Will you output all of the data below exactly, omitting the images?

— Begin Entries provided —

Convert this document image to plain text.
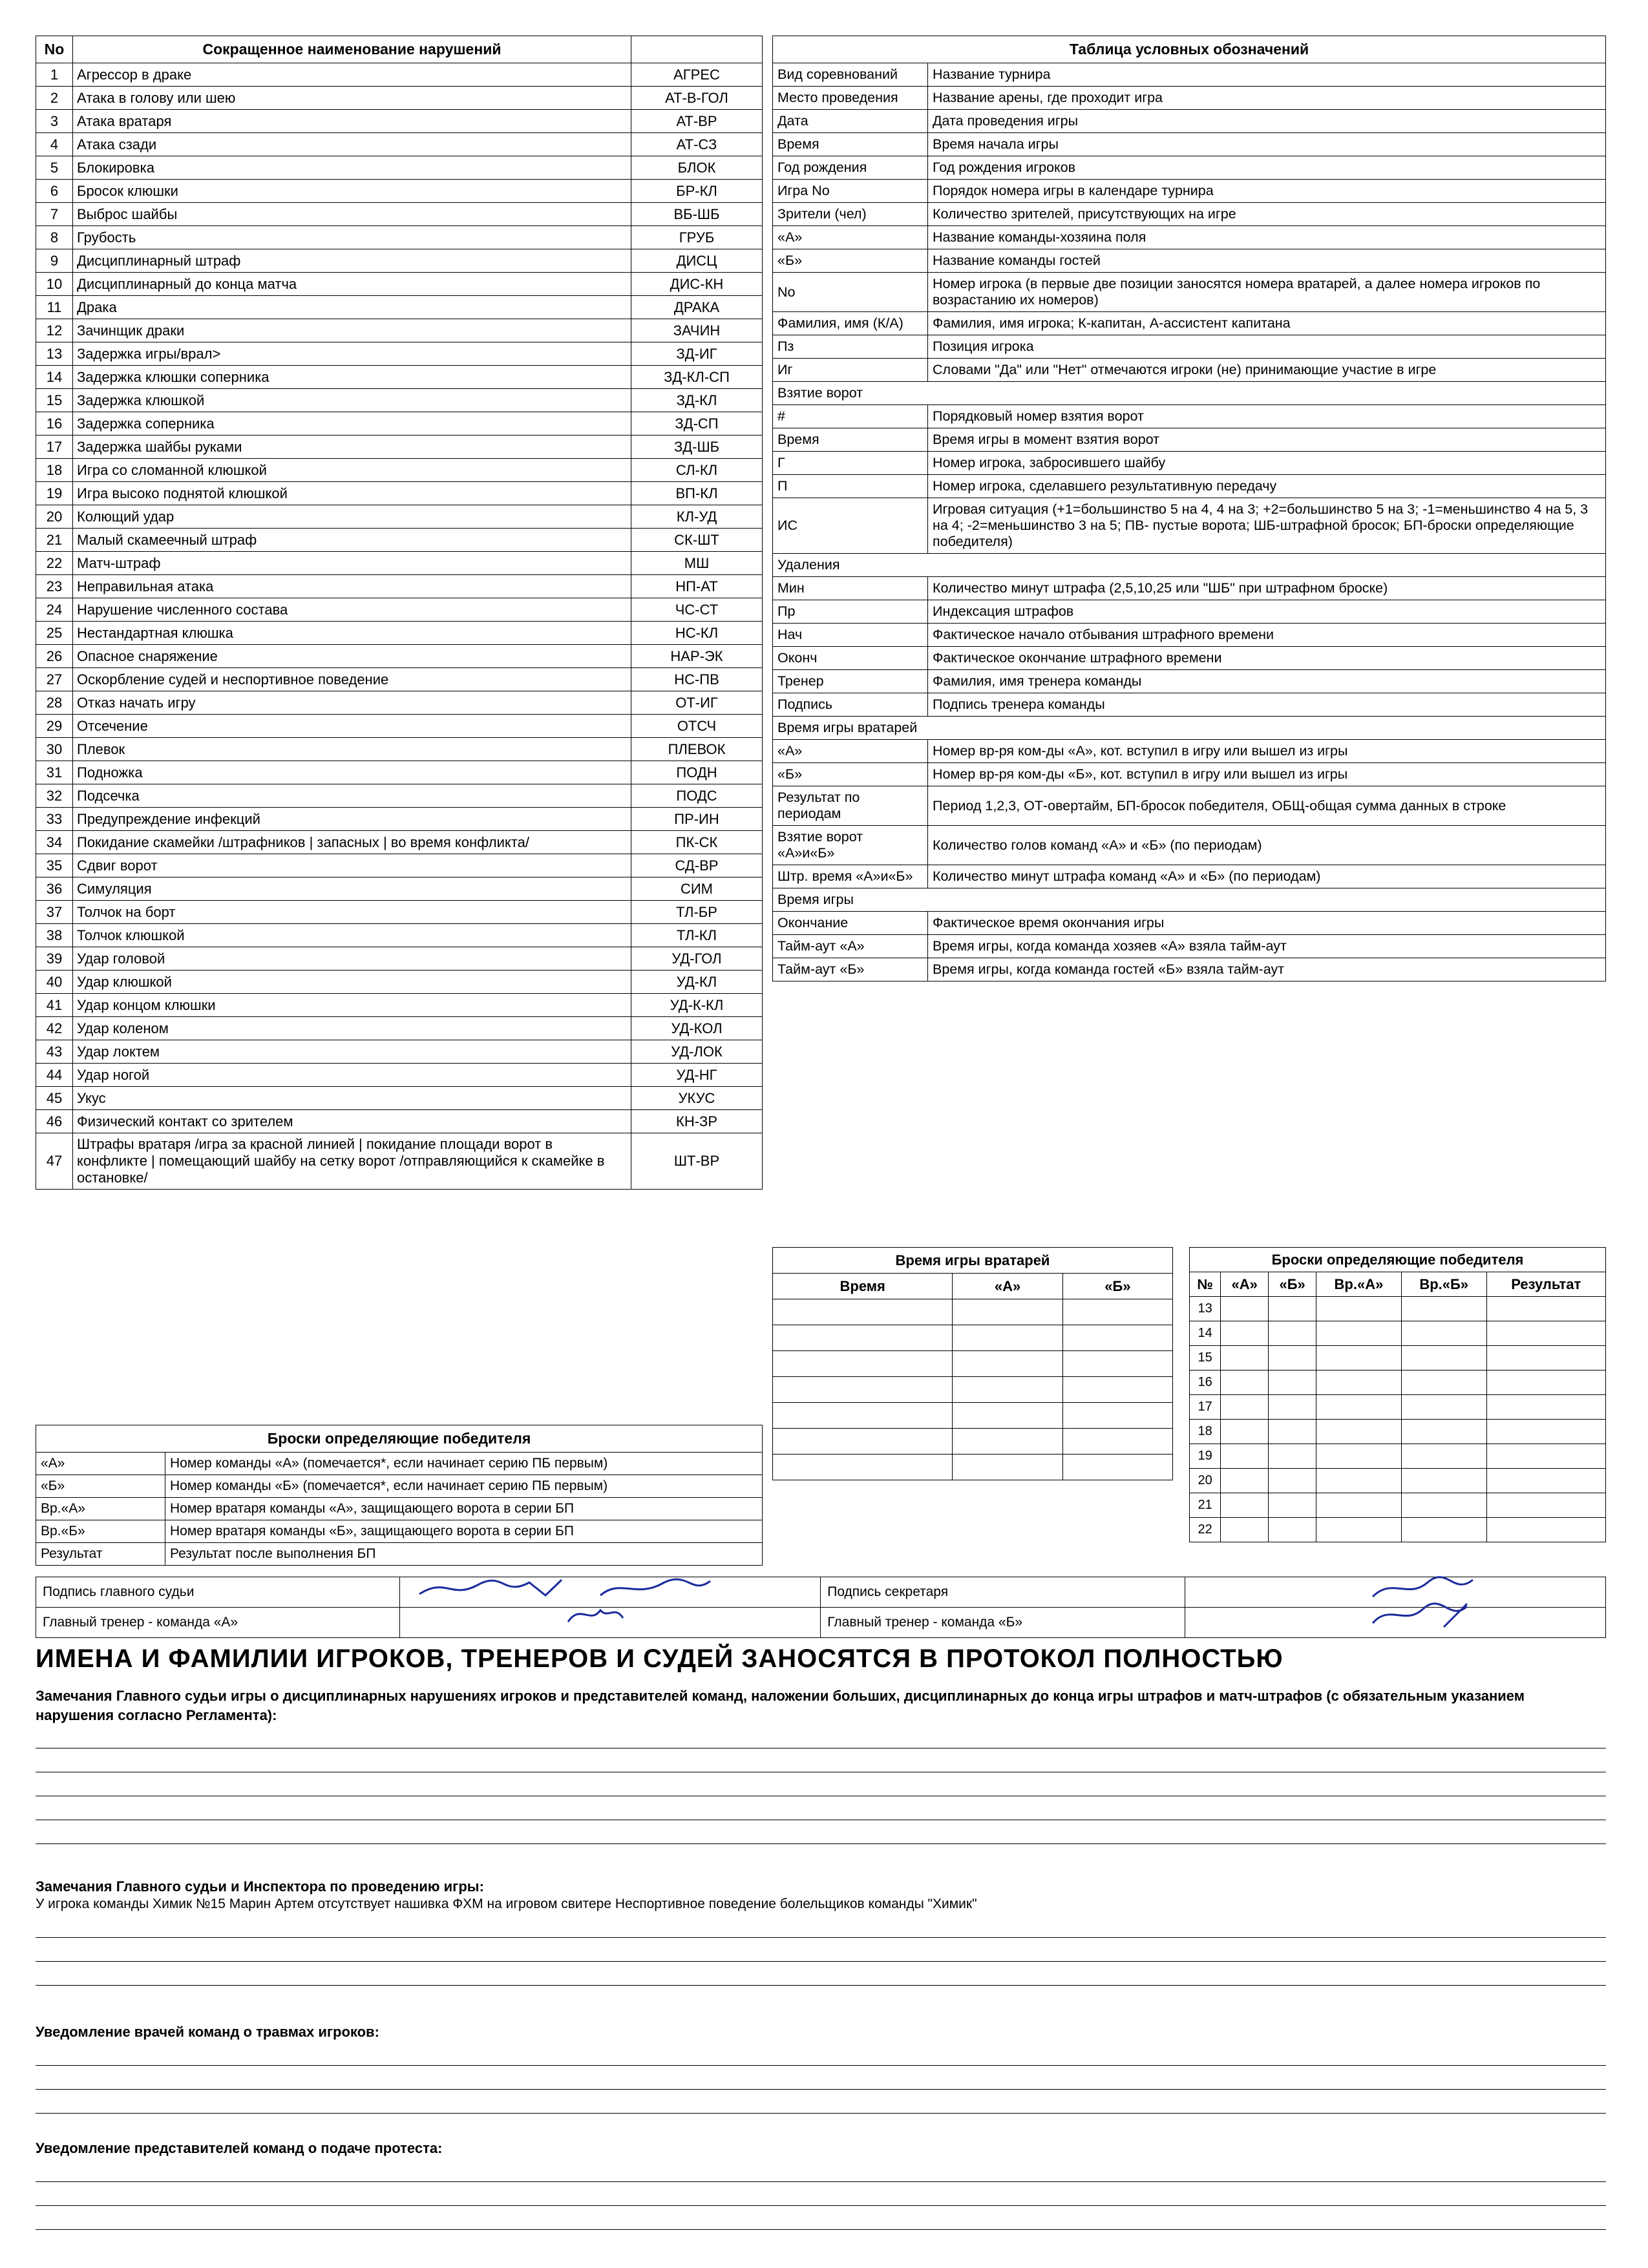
No	Сокращенное наименование нарушений	
1	Агрессор в драке	АГРЕС
2	Атака в голову или шею	АТ-В-ГОЛ
3	Атака вратаря	АТ-ВР
4	Атака сзади	АТ-СЗ
5	Блокировка	БЛОК
6	Бросок клюшки	БР-КЛ
7	Выброс шайбы	ВБ-ШБ
8	Грубость	ГРУБ
9	Дисциплинарный штраф	ДИСЦ
10	Дисциплинарный до конца матча	ДИС-КН
11	Драка	ДРАКА
12	Зачинщик драки	ЗАЧИН
13	Задержка игры/врал>	ЗД-ИГ
14	Задержка клюшки соперника	ЗД-КЛ-СП
15	Задержка клюшкой	ЗД-КЛ
16	Задержка соперника	ЗД-СП
17	Задержка шайбы руками	ЗД-ШБ
18	Игра со сломанной клюшкой	СЛ-КЛ
19	Игра высоко поднятой клюшкой	ВП-КЛ
20	Колющий удар	КЛ-УД
21	Малый скамеечный штраф	СК-ШТ
22	Матч-штраф	МШ
23	Неправильная атака	НП-АТ
24	Нарушение численного состава	ЧС-СТ
25	Нестандартная клюшка	НС-КЛ
26	Опасное снаряжение	НАР-ЭК
27	Оскорбление судей и неспортивное поведение	НС-ПВ
28	Отказ начать игру	ОТ-ИГ
29	Отсечение	ОТСЧ
30	Плевок	ПЛЕВОК
31	Подножка	ПОДН
32	Подсечка	ПОДС
33	Предупреждение инфекций	ПР-ИН
34	Покидание скамейки /штрафников | запасных | во время конфликта/	ПК-СК
35	Сдвиг ворот	СД-ВР
36	Симуляция	СИМ
37	Толчок на борт	ТЛ-БР
38	Толчок клюшкой	ТЛ-КЛ
39	Удар головой	УД-ГОЛ
40	Удар клюшкой	УД-КЛ
41	Удар концом клюшки	УД-К-КЛ
42	Удар коленом	УД-КОЛ
43	Удар локтем	УД-ЛОК
44	Удар ногой	УД-НГ
45	Укус	УКУС
46	Физический контакт со зрителем	КН-ЗР
47	Штрафы вратаря /игра за красной линией | покидание площади ворот в конфликте | помещающий шайбу на сетку ворот /отправляющийся к скамейке в остановке/	ШТ-ВР
Таблица условных обозначений	
Вид соревнований	Название турнира
Место проведения	Название арены, где проходит игра
Дата	Дата проведения игры
Время	Время начала игры
Год рождения	Год рождения игроков
Игра No	Порядок номера игры в календаре турнира
Зрители (чел)	Количество зрителей, присутствующих на игре
«А»	Название команды-хозяина поля
«Б»	Название команды гостей
No	Номер игрока (в первые две позиции заносятся номера вратарей, а далее номера игроков по возрастанию их номеров)
Фамилия, имя (К/А)	Фамилия, имя игрока; К-капитан, А-ассистент капитана
Пз	Позиция игрока
Иг	Словами "Да" или "Нет" отмечаются игроки (не) принимающие участие в игре
Взятие ворот	
#	Порядковый номер взятия ворот
Время	Время игры в момент взятия ворот
Г	Номер игрока, забросившего шайбу
П	Номер игрока, сделавшего результативную передачу
ИС	Игровая ситуация (+1=большинство 5 на 4, 4 на 3; +2=большинство 5 на 3; -1=меньшинство 4 на 5, 3 на 4; -2=меньшинство 3 на 5; ПВ- пустые ворота; ШБ-штрафной бросок; БП-броски определяющие победителя)
Удаления	
Мин	Количество минут штрафа (2,5,10,25 или "ШБ" при штрафном броске)
Пр	Индексация штрафов
Нач	Фактическое начало отбывания штрафного времени
Оконч	Фактическое окончание штрафного времени
Тренер	Фамилия, имя тренера команды
Подпись	Подпись тренера команды
Время игры вратарей	
«А»	Номер вр-ря ком-ды «А», кот. вступил в игру или вышел из игры
«Б»	Номер вр-ря ком-ды «Б», кот. вступил в игру или вышел из игры
Результат по периодам	Период 1,2,3, ОТ-овертайм, БП-бросок победителя, ОБЩ-общая сумма данных в строке
Взятие ворот «А»и«Б»	Количество голов команд «А» и «Б» (по периодам)
Штр. время «А»и«Б»	Количество минут штрафа команд «А» и «Б» (по периодам)
Время игры	
Окончание	Фактическое время окончания игры
Тайм-аут «А»	Время игры, когда команда хозяев «А» взяла тайм-аут
Тайм-аут «Б»	Время игры, когда команда гостей «Б» взяла тайм-аут
Время игры вратарей		
Время	«А»	«Б»

Броски определяющие победителя					
№	«А»	«Б»	Вр.«А»	Вр.«Б»	Результат
13					
14					
15					
16					
17					
18					
19					
20					
21					
22					
Броски определяющие победителя	
«А»	Номер команды «А» (помечается*, если начинает серию ПБ первым)
«Б»	Номер команды «Б» (помечается*, если начинает серию ПБ первым)
Вр.«А»	Номер вратаря команды «А», защищающего ворота в серии БП
Вр.«Б»	Номер вратаря команды «Б», защищающего ворота в серии БП
Результат	Результат после выполнения БП
Подпись главного судьи		Подпись секретаря	

Главный тренер - команда «А»		Главный тренер - команда «Б»	
ИМЕНА И ФАМИЛИИ ИГРОКОВ, ТРЕНЕРОВ И СУДЕЙ ЗАНОСЯТСЯ В ПРОТОКОЛ ПОЛНОСТЬЮ
Замечания Главного судьи игры о дисциплинарных нарушениях игроков и представителей команд, наложении больших, дисциплинарных до конца игры штрафов и матч-штрафов (с обязательным указанием нарушения согласно Регламента):
Замечания Главного судьи и Инспектора по проведению игры:
У игрока команды Химик №15 Марин Артем отсутствует нашивка ФХМ на игровом свитере Неспортивное поведение болельщиков команды "Химик"
Уведомление врачей команд о травмах игроков:
Уведомление представителей команд о подаче протеста:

— End Entries provided —

◆ **Result**
Convert this document image to plain text.
No	Сокращенное наименование нарушений	
1	Агрессор в драке	АГРЕС
2	Атака в голову или шею	АТ-В-ГОЛ
3	Атака вратаря	АТ-ВР
4	Атака сзади	АТ-СЗ
5	Блокировка	БЛОК
6	Бросок клюшки	БР-КЛ
7	Выброс шайбы	ВБ-ШБ
8	Грубость	ГРУБ
9	Дисциплинарный штраф	ДИСЦ
10	Дисциплинарный до конца матча	ДИС-КН
11	Драка	ДРАКА
12	Зачинщик драки	ЗАЧИН
13	Задержка игры/врал>	ЗД-ИГ
14	Задержка клюшки соперника	ЗД-КЛ-СП
15	Задержка клюшкой	ЗД-КЛ
16	Задержка соперника	ЗД-СП
17	Задержка шайбы руками	ЗД-ШБ
18	Игра со сломанной клюшкой	СЛ-КЛ
19	Игра высоко поднятой клюшкой	ВП-КЛ
20	Колющий удар	КЛ-УД
21	Малый скамеечный штраф	СК-ШТ
22	Матч-штраф	МШ
23	Неправильная атака	НП-АТ
24	Нарушение численного состава	ЧС-СТ
25	Нестандартная клюшка	НС-КЛ
26	Опасное снаряжение	НАР-ЭК
27	Оскорбление судей и неспортивное поведение	НС-ПВ
28	Отказ начать игру	ОТ-ИГ
29	Отсечение	ОТСЧ
30	Плевок	ПЛЕВОК
31	Подножка	ПОДН
32	Подсечка	ПОДС
33	Предупреждение инфекций	ПР-ИН
34	Покидание скамейки /штрафников | запасных | во время конфликта/	ПК-СК
35	Сдвиг ворот	СД-ВР
36	Симуляция	СИМ
37	Толчок на борт	ТЛ-БР
38	Толчок клюшкой	ТЛ-КЛ
39	Удар головой	УД-ГОЛ
40	Удар клюшкой	УД-КЛ
41	Удар концом клюшки	УД-К-КЛ
42	Удар коленом	УД-КОЛ
43	Удар локтем	УД-ЛОК
44	Удар ногой	УД-НГ
45	Укус	УКУС
46	Физический контакт со зрителем	КН-ЗР
47	Штрафы вратаря /игра за красной линией | покидание площади ворот в конфликте | помещающий шайбу на сетку ворот /отправляющийся к скамейке в остановке/	ШТ-ВР
Таблица условных обозначений	
Вид соревнований	Название турнира
Место проведения	Название арены, где проходит игра
Дата	Дата проведения игры
Время	Время начала игры
Год рождения	Год рождения игроков
Игра No	Порядок номера игры в календаре турнира
Зрители (чел)	Количество зрителей, присутствующих на игре
«А»	Название команды-хозяина поля
«Б»	Название команды гостей
No	Номер игрока (в первые две позиции заносятся номера вратарей, а далее номера игроков по возрастанию их номеров)
Фамилия, имя (К/А)	Фамилия, имя игрока; К-капитан, А-ассистент капитана
Пз	Позиция игрока
Иг	Словами "Да" или "Нет" отмечаются игроки (не) принимающие участие в игре
Взятие ворот	
#	Порядковый номер взятия ворот
Время	Время игры в момент взятия ворот
Г	Номер игрока, забросившего шайбу
П	Номер игрока, сделавшего результативную передачу
ИС	Игровая ситуация (+1=большинство 5 на 4, 4 на 3; +2=большинство 5 на 3; -1=меньшинство 4 на 5, 3 на 4; -2=меньшинство 3 на 5; ПВ- пустые ворота; ШБ-штрафной бросок; БП-броски определяющие победителя)
Удаления	
Мин	Количество минут штрафа (2,5,10,25 или "ШБ" при штрафном броске)
Пр	Индексация штрафов
Нач	Фактическое начало отбывания штрафного времени
Оконч	Фактическое окончание штрафного времени
Тренер	Фамилия, имя тренера команды
Подпись	Подпись тренера команды
Время игры вратарей	
«А»	Номер вр-ря ком-ды «А», кот. вступил в игру или вышел из игры
«Б»	Номер вр-ря ком-ды «Б», кот. вступил в игру или вышел из игры
Результат по периодам	Период 1,2,3, ОТ-овертайм, БП-бросок победителя, ОБЩ-общая сумма данных в строке
Взятие ворот «А»и«Б»	Количество голов команд «А» и «Б» (по периодам)
Штр. время «А»и«Б»	Количество минут штрафа команд «А» и «Б» (по периодам)
Время игры	
Окончание	Фактическое время окончания игры
Тайм-аут «А»	Время игры, когда команда хозяев «А» взяла тайм-аут
Тайм-аут «Б»	Время игры, когда команда гостей «Б» взяла тайм-аут
Время игры вратарей		
Время	«А»	«Б»

Броски определяющие победителя					
№	«А»	«Б»	Вр.«А»	Вр.«Б»	Результат
13					
14					
15					
16					
17					
18					
19					
20					
21					
22					
Броски определяющие победителя	
«А»	Номер команды «А» (помечается*, если начинает серию ПБ первым)
«Б»	Номер команды «Б» (помечается*, если начинает серию ПБ первым)
Вр.«А»	Номер вратаря команды «А», защищающего ворота в серии БП
Вр.«Б»	Номер вратаря команды «Б», защищающего ворота в серии БП
Результат	Результат после выполнения БП
Подпись главного судьи		Подпись секретаря	

Главный тренер - команда «А»		Главный тренер - команда «Б»	
ИМЕНА И ФАМИЛИИ ИГРОКОВ, ТРЕНЕРОВ И СУДЕЙ ЗАНОСЯТСЯ В ПРОТОКОЛ ПОЛНОСТЬЮ
Замечания Главного судьи игры о дисциплинарных нарушениях игроков и представителей команд, наложении больших, дисциплинарных до конца игры штрафов и матч-штрафов (с обязательным указанием нарушения согласно Регламента):
Замечания Главного судьи и Инспектора по проведению игры:
У игрока команды Химик №15 Марин Артем отсутствует нашивка ФХМ на игровом свитере Неспортивное поведение болельщиков команды "Химик"
Уведомление врачей команд о травмах игроков:
Уведомление представителей команд о подаче протеста:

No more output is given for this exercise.